WHAT TO PRODUCE:
Put the records, from their first line through the line containing "value-cell: 3.3% (409, 220, 507, 264)", both included, into a Markdown table with the columns Row and Entry. Give each line a row number, and leave out blank lines.

· · · · · · ·

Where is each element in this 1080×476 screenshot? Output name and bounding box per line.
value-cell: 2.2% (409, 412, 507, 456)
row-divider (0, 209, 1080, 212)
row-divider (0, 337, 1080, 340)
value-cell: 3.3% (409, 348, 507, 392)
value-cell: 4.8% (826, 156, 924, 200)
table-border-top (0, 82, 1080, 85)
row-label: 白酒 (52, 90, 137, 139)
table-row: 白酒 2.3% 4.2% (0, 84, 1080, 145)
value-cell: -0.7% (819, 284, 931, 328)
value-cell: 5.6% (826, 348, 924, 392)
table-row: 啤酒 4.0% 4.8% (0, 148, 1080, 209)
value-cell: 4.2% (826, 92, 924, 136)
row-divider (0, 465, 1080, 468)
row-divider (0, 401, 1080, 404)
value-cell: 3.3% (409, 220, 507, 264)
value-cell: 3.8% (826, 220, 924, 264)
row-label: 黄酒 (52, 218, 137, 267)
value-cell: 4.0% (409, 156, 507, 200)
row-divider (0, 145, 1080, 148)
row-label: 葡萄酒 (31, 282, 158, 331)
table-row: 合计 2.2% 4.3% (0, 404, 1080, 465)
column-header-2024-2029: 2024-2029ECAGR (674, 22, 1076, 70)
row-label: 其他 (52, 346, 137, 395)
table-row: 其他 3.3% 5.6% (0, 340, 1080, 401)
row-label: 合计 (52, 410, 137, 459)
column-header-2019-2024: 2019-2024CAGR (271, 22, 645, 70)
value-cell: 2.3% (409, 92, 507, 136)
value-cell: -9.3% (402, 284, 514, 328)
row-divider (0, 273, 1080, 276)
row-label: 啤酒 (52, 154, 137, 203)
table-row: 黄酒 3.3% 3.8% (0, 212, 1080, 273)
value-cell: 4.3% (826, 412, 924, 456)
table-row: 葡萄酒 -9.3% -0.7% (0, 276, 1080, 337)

· · · · · · ·

RESULT OF THIS TASK:
| Row | Entry |
|---|---|
| 1 | Where is each element in this 1080×476 screenshot? Output name and bounding box per line. |
| 2 | value-cell: 2.2% (409, 412, 507, 456) |
| 3 | row-divider (0, 209, 1080, 212) |
| 4 | row-divider (0, 337, 1080, 340) |
| 5 | value-cell: 3.3% (409, 348, 507, 392) |
| 6 | value-cell: 4.8% (826, 156, 924, 200) |
| 7 | table-border-top (0, 82, 1080, 85) |
| 8 | row-label: 白酒 (52, 90, 137, 139) |
| 9 | table-row: 白酒 2.3% 4.2% (0, 84, 1080, 145) |
| 10 | value-cell: -0.7% (819, 284, 931, 328) |
| 11 | value-cell: 5.6% (826, 348, 924, 392) |
| 12 | table-row: 啤酒 4.0% 4.8% (0, 148, 1080, 209) |
| 13 | value-cell: 4.2% (826, 92, 924, 136) |
| 14 | row-divider (0, 465, 1080, 468) |
| 15 | row-divider (0, 401, 1080, 404) |
| 16 | value-cell: 3.3% (409, 220, 507, 264) |